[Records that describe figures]

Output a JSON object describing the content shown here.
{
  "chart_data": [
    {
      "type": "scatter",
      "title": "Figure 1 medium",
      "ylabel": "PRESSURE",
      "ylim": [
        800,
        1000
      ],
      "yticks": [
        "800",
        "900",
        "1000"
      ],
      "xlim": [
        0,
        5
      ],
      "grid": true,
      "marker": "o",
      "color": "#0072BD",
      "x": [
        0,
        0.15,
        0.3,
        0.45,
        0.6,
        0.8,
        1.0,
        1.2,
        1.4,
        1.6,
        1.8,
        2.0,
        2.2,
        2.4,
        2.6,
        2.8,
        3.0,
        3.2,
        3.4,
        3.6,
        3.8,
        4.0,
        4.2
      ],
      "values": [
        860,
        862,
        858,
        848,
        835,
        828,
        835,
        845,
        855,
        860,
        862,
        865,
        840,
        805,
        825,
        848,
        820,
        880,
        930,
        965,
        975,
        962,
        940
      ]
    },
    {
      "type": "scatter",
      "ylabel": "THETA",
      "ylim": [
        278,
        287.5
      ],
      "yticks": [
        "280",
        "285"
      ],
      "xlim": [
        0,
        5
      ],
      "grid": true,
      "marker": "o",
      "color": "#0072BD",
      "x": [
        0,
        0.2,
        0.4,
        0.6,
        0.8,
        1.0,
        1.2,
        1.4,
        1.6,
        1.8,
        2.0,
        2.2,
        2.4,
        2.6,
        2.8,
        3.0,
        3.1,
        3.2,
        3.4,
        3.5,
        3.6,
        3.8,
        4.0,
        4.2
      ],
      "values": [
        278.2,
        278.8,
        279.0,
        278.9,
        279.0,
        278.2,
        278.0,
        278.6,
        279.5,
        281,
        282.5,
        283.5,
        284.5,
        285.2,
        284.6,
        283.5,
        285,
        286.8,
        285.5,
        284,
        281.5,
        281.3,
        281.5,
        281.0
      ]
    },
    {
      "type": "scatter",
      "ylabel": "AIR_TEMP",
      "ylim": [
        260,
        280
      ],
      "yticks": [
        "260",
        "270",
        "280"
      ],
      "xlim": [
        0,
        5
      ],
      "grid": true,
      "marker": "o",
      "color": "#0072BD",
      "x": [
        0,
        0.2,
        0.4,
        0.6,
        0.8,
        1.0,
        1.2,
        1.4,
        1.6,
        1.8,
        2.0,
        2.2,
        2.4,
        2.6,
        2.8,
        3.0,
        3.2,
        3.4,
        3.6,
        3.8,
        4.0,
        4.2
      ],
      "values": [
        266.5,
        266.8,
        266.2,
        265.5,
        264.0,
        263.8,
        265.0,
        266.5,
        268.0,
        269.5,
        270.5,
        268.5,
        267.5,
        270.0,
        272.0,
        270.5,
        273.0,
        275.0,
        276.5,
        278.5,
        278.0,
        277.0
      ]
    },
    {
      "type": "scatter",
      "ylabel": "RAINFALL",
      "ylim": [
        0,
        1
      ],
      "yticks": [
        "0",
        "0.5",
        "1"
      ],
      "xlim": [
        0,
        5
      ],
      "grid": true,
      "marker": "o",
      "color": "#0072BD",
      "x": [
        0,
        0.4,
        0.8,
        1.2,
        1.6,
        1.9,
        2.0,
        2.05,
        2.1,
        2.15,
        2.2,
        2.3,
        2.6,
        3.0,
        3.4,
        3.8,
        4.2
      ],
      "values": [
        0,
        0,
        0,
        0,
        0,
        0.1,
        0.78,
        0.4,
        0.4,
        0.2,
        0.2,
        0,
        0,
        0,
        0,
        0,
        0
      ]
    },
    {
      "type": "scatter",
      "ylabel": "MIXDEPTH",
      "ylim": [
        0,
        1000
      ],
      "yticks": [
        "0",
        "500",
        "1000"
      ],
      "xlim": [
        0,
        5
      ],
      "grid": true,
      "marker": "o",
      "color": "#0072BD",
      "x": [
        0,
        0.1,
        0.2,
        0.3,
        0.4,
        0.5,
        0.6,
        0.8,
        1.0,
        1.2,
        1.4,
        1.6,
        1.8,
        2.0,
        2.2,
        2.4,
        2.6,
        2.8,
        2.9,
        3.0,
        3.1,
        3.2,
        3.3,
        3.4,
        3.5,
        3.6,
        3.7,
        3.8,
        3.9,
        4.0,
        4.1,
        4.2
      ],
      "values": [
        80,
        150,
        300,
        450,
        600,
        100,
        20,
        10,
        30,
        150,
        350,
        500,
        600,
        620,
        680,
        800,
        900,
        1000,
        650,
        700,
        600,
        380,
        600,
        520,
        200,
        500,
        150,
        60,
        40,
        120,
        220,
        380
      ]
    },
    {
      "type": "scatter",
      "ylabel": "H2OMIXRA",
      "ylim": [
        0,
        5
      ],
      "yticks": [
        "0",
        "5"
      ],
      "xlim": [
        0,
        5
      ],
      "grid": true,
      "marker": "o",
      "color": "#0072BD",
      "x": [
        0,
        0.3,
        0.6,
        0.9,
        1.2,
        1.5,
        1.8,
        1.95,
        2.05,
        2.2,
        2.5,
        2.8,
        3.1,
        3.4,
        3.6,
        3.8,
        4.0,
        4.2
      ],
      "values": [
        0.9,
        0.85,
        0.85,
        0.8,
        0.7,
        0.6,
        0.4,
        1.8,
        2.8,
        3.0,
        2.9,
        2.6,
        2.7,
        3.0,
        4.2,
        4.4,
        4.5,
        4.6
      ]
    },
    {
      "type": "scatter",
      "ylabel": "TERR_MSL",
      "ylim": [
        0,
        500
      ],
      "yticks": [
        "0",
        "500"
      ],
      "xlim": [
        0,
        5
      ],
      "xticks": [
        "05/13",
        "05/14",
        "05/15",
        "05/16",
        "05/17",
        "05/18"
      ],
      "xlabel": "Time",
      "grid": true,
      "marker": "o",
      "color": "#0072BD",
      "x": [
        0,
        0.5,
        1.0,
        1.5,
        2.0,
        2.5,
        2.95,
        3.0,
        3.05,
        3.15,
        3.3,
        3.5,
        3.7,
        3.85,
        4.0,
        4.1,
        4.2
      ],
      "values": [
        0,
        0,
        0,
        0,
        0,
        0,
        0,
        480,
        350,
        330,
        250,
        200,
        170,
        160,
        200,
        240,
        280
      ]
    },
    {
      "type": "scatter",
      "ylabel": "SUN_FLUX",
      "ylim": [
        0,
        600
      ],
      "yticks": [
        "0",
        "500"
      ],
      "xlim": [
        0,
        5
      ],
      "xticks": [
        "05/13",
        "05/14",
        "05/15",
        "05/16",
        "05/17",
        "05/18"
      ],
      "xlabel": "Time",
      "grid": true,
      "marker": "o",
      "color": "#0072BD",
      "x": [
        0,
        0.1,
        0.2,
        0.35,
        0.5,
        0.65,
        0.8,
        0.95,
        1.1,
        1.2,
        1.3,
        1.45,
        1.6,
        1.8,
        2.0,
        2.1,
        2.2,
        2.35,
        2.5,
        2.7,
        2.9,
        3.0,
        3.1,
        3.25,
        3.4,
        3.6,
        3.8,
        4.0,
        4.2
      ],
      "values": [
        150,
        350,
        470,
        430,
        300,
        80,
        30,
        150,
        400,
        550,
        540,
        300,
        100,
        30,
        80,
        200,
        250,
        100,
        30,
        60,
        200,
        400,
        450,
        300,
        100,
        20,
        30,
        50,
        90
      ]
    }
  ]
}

• **Goal of the exercise**
Copy each record from above without leaving any out.

• **Exercise response**
Output a JSON object describing the content shown here.
{
  "chart_data": [
    {
      "type": "scatter",
      "title": "Figure 1 medium",
      "ylabel": "PRESSURE",
      "ylim": [
        800,
        1000
      ],
      "yticks": [
        "800",
        "900",
        "1000"
      ],
      "xlim": [
        0,
        5
      ],
      "grid": true,
      "marker": "o",
      "color": "#0072BD",
      "x": [
        0,
        0.15,
        0.3,
        0.45,
        0.6,
        0.8,
        1.0,
        1.2,
        1.4,
        1.6,
        1.8,
        2.0,
        2.2,
        2.4,
        2.6,
        2.8,
        3.0,
        3.2,
        3.4,
        3.6,
        3.8,
        4.0,
        4.2
      ],
      "values": [
        860,
        862,
        858,
        848,
        835,
        828,
        835,
        845,
        855,
        860,
        862,
        865,
        840,
        805,
        825,
        848,
        820,
        880,
        930,
        965,
        975,
        962,
        940
      ]
    },
    {
      "type": "scatter",
      "ylabel": "THETA",
      "ylim": [
        278,
        287.5
      ],
      "yticks": [
        "280",
        "285"
      ],
      "xlim": [
        0,
        5
      ],
      "grid": true,
      "marker": "o",
      "color": "#0072BD",
      "x": [
        0,
        0.2,
        0.4,
        0.6,
        0.8,
        1.0,
        1.2,
        1.4,
        1.6,
        1.8,
        2.0,
        2.2,
        2.4,
        2.6,
        2.8,
        3.0,
        3.1,
        3.2,
        3.4,
        3.5,
        3.6,
        3.8,
        4.0,
        4.2
      ],
      "values": [
        278.2,
        278.8,
        279.0,
        278.9,
        279.0,
        278.2,
        278.0,
        278.6,
        279.5,
        281,
        282.5,
        283.5,
        284.5,
        285.2,
        284.6,
        283.5,
        285,
        286.8,
        285.5,
        284,
        281.5,
        281.3,
        281.5,
        281.0
      ]
    },
    {
      "type": "scatter",
      "ylabel": "AIR_TEMP",
      "ylim": [
        260,
        280
      ],
      "yticks": [
        "260",
        "270",
        "280"
      ],
      "xlim": [
        0,
        5
      ],
      "grid": true,
      "marker": "o",
      "color": "#0072BD",
      "x": [
        0,
        0.2,
        0.4,
        0.6,
        0.8,
        1.0,
        1.2,
        1.4,
        1.6,
        1.8,
        2.0,
        2.2,
        2.4,
        2.6,
        2.8,
        3.0,
        3.2,
        3.4,
        3.6,
        3.8,
        4.0,
        4.2
      ],
      "values": [
        266.5,
        266.8,
        266.2,
        265.5,
        264.0,
        263.8,
        265.0,
        266.5,
        268.0,
        269.5,
        270.5,
        268.5,
        267.5,
        270.0,
        272.0,
        270.5,
        273.0,
        275.0,
        276.5,
        278.5,
        278.0,
        277.0
      ]
    },
    {
      "type": "scatter",
      "ylabel": "RAINFALL",
      "ylim": [
        0,
        1
      ],
      "yticks": [
        "0",
        "0.5",
        "1"
      ],
      "xlim": [
        0,
        5
      ],
      "grid": true,
      "marker": "o",
      "color": "#0072BD",
      "x": [
        0,
        0.4,
        0.8,
        1.2,
        1.6,
        1.9,
        2.0,
        2.05,
        2.1,
        2.15,
        2.2,
        2.3,
        2.6,
        3.0,
        3.4,
        3.8,
        4.2
      ],
      "values": [
        0,
        0,
        0,
        0,
        0,
        0.1,
        0.78,
        0.4,
        0.4,
        0.2,
        0.2,
        0,
        0,
        0,
        0,
        0,
        0
      ]
    },
    {
      "type": "scatter",
      "ylabel": "MIXDEPTH",
      "ylim": [
        0,
        1000
      ],
      "yticks": [
        "0",
        "500",
        "1000"
      ],
      "xlim": [
        0,
        5
      ],
      "grid": true,
      "marker": "o",
      "color": "#0072BD",
      "x": [
        0,
        0.1,
        0.2,
        0.3,
        0.4,
        0.5,
        0.6,
        0.8,
        1.0,
        1.2,
        1.4,
        1.6,
        1.8,
        2.0,
        2.2,
        2.4,
        2.6,
        2.8,
        2.9,
        3.0,
        3.1,
        3.2,
        3.3,
        3.4,
        3.5,
        3.6,
        3.7,
        3.8,
        3.9,
        4.0,
        4.1,
        4.2
      ],
      "values": [
        80,
        150,
        300,
        450,
        600,
        100,
        20,
        10,
        30,
        150,
        350,
        500,
        600,
        620,
        680,
        800,
        900,
        1000,
        650,
        700,
        600,
        380,
        600,
        520,
        200,
        500,
        150,
        60,
        40,
        120,
        220,
        380
      ]
    },
    {
      "type": "scatter",
      "ylabel": "H2OMIXRA",
      "ylim": [
        0,
        5
      ],
      "yticks": [
        "0",
        "5"
      ],
      "xlim": [
        0,
        5
      ],
      "grid": true,
      "marker": "o",
      "color": "#0072BD",
      "x": [
        0,
        0.3,
        0.6,
        0.9,
        1.2,
        1.5,
        1.8,
        1.95,
        2.05,
        2.2,
        2.5,
        2.8,
        3.1,
        3.4,
        3.6,
        3.8,
        4.0,
        4.2
      ],
      "values": [
        0.9,
        0.85,
        0.85,
        0.8,
        0.7,
        0.6,
        0.4,
        1.8,
        2.8,
        3.0,
        2.9,
        2.6,
        2.7,
        3.0,
        4.2,
        4.4,
        4.5,
        4.6
      ]
    },
    {
      "type": "scatter",
      "ylabel": "TERR_MSL",
      "ylim": [
        0,
        500
      ],
      "yticks": [
        "0",
        "500"
      ],
      "xlim": [
        0,
        5
      ],
      "xticks": [
        "05/13",
        "05/14",
        "05/15",
        "05/16",
        "05/17",
        "05/18"
      ],
      "xlabel": "Time",
      "grid": true,
      "marker": "o",
      "color": "#0072BD",
      "x": [
        0,
        0.5,
        1.0,
        1.5,
        2.0,
        2.5,
        2.95,
        3.0,
        3.05,
        3.15,
        3.3,
        3.5,
        3.7,
        3.85,
        4.0,
        4.1,
        4.2
      ],
      "values": [
        0,
        0,
        0,
        0,
        0,
        0,
        0,
        480,
        350,
        330,
        250,
        200,
        170,
        160,
        200,
        240,
        280
      ]
    },
    {
      "type": "scatter",
      "ylabel": "SUN_FLUX",
      "ylim": [
        0,
        600
      ],
      "yticks": [
        "0",
        "500"
      ],
      "xlim": [
        0,
        5
      ],
      "xticks": [
        "05/13",
        "05/14",
        "05/15",
        "05/16",
        "05/17",
        "05/18"
      ],
      "xlabel": "Time",
      "grid": true,
      "marker": "o",
      "color": "#0072BD",
      "x": [
        0,
        0.1,
        0.2,
        0.35,
        0.5,
        0.65,
        0.8,
        0.95,
        1.1,
        1.2,
        1.3,
        1.45,
        1.6,
        1.8,
        2.0,
        2.1,
        2.2,
        2.35,
        2.5,
        2.7,
        2.9,
        3.0,
        3.1,
        3.25,
        3.4,
        3.6,
        3.8,
        4.0,
        4.2
      ],
      "values": [
        150,
        350,
        470,
        430,
        300,
        80,
        30,
        150,
        400,
        550,
        540,
        300,
        100,
        30,
        80,
        200,
        250,
        100,
        30,
        60,
        200,
        400,
        450,
        300,
        100,
        20,
        30,
        50,
        90
      ]
    }
  ]
}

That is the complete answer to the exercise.